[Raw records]

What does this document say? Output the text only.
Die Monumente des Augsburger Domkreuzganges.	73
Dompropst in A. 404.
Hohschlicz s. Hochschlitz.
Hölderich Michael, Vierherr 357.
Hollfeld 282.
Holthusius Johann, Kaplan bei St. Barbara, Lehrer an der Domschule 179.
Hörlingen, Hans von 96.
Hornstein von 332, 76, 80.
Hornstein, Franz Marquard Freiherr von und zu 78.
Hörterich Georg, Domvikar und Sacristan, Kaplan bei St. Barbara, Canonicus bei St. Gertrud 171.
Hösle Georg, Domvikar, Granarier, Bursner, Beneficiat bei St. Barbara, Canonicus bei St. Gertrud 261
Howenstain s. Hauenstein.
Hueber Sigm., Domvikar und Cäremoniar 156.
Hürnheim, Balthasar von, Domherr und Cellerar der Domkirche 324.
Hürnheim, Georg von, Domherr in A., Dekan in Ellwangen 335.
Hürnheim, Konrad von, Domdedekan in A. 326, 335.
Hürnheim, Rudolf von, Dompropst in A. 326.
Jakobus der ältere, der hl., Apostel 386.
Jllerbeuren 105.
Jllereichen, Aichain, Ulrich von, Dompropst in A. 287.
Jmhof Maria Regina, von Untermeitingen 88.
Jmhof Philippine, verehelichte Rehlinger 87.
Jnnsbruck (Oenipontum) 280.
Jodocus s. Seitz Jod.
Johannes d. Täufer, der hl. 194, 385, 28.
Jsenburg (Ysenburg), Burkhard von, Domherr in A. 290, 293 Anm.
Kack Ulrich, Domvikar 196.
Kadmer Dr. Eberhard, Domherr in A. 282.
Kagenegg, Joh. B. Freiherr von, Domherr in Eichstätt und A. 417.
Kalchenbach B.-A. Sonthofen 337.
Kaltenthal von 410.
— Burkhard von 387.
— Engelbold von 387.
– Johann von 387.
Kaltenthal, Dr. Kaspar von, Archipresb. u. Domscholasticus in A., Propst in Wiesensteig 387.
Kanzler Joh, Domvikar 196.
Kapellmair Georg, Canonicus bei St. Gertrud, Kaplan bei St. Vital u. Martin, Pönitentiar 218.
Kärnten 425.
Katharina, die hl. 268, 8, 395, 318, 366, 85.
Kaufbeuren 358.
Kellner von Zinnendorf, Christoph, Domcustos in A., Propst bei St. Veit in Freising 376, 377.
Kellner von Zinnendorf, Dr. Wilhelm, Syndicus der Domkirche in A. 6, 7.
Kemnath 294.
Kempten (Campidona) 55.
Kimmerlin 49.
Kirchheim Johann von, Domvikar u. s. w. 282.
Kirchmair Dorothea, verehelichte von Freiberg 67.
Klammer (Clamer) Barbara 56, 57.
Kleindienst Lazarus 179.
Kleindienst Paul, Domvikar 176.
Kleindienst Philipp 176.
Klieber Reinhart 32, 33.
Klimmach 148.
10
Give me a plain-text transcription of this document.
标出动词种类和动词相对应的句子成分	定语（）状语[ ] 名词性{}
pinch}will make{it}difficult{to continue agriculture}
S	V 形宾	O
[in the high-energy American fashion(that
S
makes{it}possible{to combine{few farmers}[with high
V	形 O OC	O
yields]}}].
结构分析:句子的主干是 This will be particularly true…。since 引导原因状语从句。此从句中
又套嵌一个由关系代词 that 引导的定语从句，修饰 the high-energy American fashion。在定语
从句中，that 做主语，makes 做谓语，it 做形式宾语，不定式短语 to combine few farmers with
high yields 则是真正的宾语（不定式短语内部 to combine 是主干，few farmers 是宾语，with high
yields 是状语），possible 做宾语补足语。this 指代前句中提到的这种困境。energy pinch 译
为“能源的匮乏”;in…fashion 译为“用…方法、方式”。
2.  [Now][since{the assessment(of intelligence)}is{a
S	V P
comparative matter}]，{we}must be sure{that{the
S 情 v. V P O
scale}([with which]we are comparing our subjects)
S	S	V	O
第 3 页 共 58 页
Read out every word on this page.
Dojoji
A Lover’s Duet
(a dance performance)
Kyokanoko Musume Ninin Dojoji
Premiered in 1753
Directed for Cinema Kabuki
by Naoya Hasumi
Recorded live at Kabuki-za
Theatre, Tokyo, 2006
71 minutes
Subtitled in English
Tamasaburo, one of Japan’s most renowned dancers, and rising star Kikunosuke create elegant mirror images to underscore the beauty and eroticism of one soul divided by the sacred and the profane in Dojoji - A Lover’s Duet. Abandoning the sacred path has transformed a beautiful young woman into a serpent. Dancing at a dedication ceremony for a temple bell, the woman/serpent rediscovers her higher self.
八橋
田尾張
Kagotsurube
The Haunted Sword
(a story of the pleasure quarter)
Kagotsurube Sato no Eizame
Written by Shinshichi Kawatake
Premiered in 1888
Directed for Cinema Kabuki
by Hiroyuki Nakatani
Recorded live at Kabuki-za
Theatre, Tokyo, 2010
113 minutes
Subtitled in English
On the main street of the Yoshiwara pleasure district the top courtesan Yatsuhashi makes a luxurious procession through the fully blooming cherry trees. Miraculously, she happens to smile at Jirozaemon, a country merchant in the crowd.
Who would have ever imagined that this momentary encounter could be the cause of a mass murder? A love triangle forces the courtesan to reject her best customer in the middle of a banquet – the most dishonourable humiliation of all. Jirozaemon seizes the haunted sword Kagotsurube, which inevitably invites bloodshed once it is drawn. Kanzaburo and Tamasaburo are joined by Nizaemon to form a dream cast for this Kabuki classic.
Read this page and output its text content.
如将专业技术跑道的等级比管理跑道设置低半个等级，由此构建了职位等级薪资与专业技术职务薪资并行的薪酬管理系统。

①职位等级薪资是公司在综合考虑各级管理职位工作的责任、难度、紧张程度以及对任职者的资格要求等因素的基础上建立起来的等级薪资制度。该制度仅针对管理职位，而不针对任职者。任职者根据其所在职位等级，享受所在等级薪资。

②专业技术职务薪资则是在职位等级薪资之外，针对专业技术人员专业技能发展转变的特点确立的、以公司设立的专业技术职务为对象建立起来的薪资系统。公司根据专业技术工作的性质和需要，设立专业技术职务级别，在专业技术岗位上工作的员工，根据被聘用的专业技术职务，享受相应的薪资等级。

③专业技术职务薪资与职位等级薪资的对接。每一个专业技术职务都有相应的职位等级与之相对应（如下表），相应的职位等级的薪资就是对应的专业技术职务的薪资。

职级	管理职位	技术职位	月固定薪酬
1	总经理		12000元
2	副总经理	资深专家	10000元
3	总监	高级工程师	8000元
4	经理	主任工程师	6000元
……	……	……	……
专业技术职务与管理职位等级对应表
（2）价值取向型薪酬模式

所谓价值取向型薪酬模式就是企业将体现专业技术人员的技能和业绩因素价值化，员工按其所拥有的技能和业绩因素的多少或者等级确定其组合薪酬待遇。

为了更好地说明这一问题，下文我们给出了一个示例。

# YOUR INSTRUCTIONS
Output all of the material, please, exactly as it stands.

# EXERCISE RESPONSE
What does this document say? Output the text only.
Die Monumente des Augsburger Domkreuzganges.	73
Dompropst in A. 404.
Hohschlicz s. Hochschlitz.
Hölderich Michael, Vierherr 357.
Hollfeld 282.
Holthusius Johann, Kaplan bei St. Barbara, Lehrer an der Domschule 179.
Hörlingen, Hans von 96.
Hornstein von 332, 76, 80.
Hornstein, Franz Marquard Freiherr von und zu 78.
Hörterich Georg, Domvikar und Sacristan, Kaplan bei St. Barbara, Canonicus bei St. Gertrud 171.
Hösle Georg, Domvikar, Granarier, Bursner, Beneficiat bei St. Barbara, Canonicus bei St. Gertrud 261
Howenstain s. Hauenstein.
Hueber Sigm., Domvikar und Cäremoniar 156.
Hürnheim, Balthasar von, Domherr und Cellerar der Domkirche 324.
Hürnheim, Georg von, Domherr in A., Dekan in Ellwangen 335.
Hürnheim, Konrad von, Domdedekan in A. 326, 335.
Hürnheim, Rudolf von, Dompropst in A. 326.
Jakobus der ältere, der hl., Apostel 386.
Jllerbeuren 105.
Jllereichen, Aichain, Ulrich von, Dompropst in A. 287.
Jmhof Maria Regina, von Untermeitingen 88.
Jmhof Philippine, verehelichte Rehlinger 87.
Jnnsbruck (Oenipontum) 280.
Jodocus s. Seitz Jod.
Johannes d. Täufer, der hl. 194, 385, 28.
Jsenburg (Ysenburg), Burkhard von, Domherr in A. 290, 293 Anm.
Kack Ulrich, Domvikar 196.
Kadmer Dr. Eberhard, Domherr in A. 282.
Kagenegg, Joh. B. Freiherr von, Domherr in Eichstätt und A. 417.
Kalchenbach B.-A. Sonthofen 337.
Kaltenthal von 410.
— Burkhard von 387.
— Engelbold von 387.
– Johann von 387.
Kaltenthal, Dr. Kaspar von, Archipresb. u. Domscholasticus in A., Propst in Wiesensteig 387.
Kanzler Joh, Domvikar 196.
Kapellmair Georg, Canonicus bei St. Gertrud, Kaplan bei St. Vital u. Martin, Pönitentiar 218.
Kärnten 425.
Katharina, die hl. 268, 8, 395, 318, 366, 85.
Kaufbeuren 358.
Kellner von Zinnendorf, Christoph, Domcustos in A., Propst bei St. Veit in Freising 376, 377.
Kellner von Zinnendorf, Dr. Wilhelm, Syndicus der Domkirche in A. 6, 7.
Kemnath 294.
Kempten (Campidona) 55.
Kimmerlin 49.
Kirchheim Johann von, Domvikar u. s. w. 282.
Kirchmair Dorothea, verehelichte von Freiberg 67.
Klammer (Clamer) Barbara 56, 57.
Kleindienst Lazarus 179.
Kleindienst Paul, Domvikar 176.
Kleindienst Philipp 176.
Klieber Reinhart 32, 33.
Klimmach 148.
10
Give me a plain-text transcription of this document.
标出动词种类和动词相对应的句子成分	定语（）状语[ ] 名词性{}
pinch}will make{it}difficult{to continue agriculture}
S	V 形宾	O
[in the high-energy American fashion(that
S
makes{it}possible{to combine{few farmers}[with high
V	形 O OC	O
yields]}}].
结构分析:句子的主干是 This will be particularly true…。since 引导原因状语从句。此从句中
又套嵌一个由关系代词 that 引导的定语从句，修饰 the high-energy American fashion。在定语
从句中，that 做主语，makes 做谓语，it 做形式宾语，不定式短语 to combine few farmers with
high yields 则是真正的宾语（不定式短语内部 to combine 是主干，few farmers 是宾语，with high
yields 是状语），possible 做宾语补足语。this 指代前句中提到的这种困境。energy pinch 译
为“能源的匮乏”;in…fashion 译为“用…方法、方式”。
2.  [Now][since{the assessment(of intelligence)}is{a
S	V P
comparative matter}]，{we}must be sure{that{the
S 情 v. V P O
scale}([with which]we are comparing our subjects)
S	S	V	O
第 3 页 共 58 页
Read out every word on this page.
Dojoji
A Lover’s Duet
(a dance performance)
Kyokanoko Musume Ninin Dojoji
Premiered in 1753
Directed for Cinema Kabuki
by Naoya Hasumi
Recorded live at Kabuki-za
Theatre, Tokyo, 2006
71 minutes
Subtitled in English
Tamasaburo, one of Japan’s most renowned dancers, and rising star Kikunosuke create elegant mirror images to underscore the beauty and eroticism of one soul divided by the sacred and the profane in Dojoji - A Lover’s Duet. Abandoning the sacred path has transformed a beautiful young woman into a serpent. Dancing at a dedication ceremony for a temple bell, the woman/serpent rediscovers her higher self.
八橋
田尾張
Kagotsurube
The Haunted Sword
(a story of the pleasure quarter)
Kagotsurube Sato no Eizame
Written by Shinshichi Kawatake
Premiered in 1888
Directed for Cinema Kabuki
by Hiroyuki Nakatani
Recorded live at Kabuki-za
Theatre, Tokyo, 2010
113 minutes
Subtitled in English
On the main street of the Yoshiwara pleasure district the top courtesan Yatsuhashi makes a luxurious procession through the fully blooming cherry trees. Miraculously, she happens to smile at Jirozaemon, a country merchant in the crowd.
Who would have ever imagined that this momentary encounter could be the cause of a mass murder? A love triangle forces the courtesan to reject her best customer in the middle of a banquet – the most dishonourable humiliation of all. Jirozaemon seizes the haunted sword Kagotsurube, which inevitably invites bloodshed once it is drawn. Kanzaburo and Tamasaburo are joined by Nizaemon to form a dream cast for this Kabuki classic.
Read this page and output its text content.
如将专业技术跑道的等级比管理跑道设置低半个等级，由此构建了职位等级薪资与专业技术职务薪资并行的薪酬管理系统。

①职位等级薪资是公司在综合考虑各级管理职位工作的责任、难度、紧张程度以及对任职者的资格要求等因素的基础上建立起来的等级薪资制度。该制度仅针对管理职位，而不针对任职者。任职者根据其所在职位等级，享受所在等级薪资。

②专业技术职务薪资则是在职位等级薪资之外，针对专业技术人员专业技能发展转变的特点确立的、以公司设立的专业技术职务为对象建立起来的薪资系统。公司根据专业技术工作的性质和需要，设立专业技术职务级别，在专业技术岗位上工作的员工，根据被聘用的专业技术职务，享受相应的薪资等级。

③专业技术职务薪资与职位等级薪资的对接。每一个专业技术职务都有相应的职位等级与之相对应（如下表），相应的职位等级的薪资就是对应的专业技术职务的薪资。

职级	管理职位	技术职位	月固定薪酬
1	总经理		12000元
2	副总经理	资深专家	10000元
3	总监	高级工程师	8000元
4	经理	主任工程师	6000元
……	……	……	……
专业技术职务与管理职位等级对应表
（2）价值取向型薪酬模式

所谓价值取向型薪酬模式就是企业将体现专业技术人员的技能和业绩因素价值化，员工按其所拥有的技能和业绩因素的多少或者等级确定其组合薪酬待遇。

为了更好地说明这一问题，下文我们给出了一个示例。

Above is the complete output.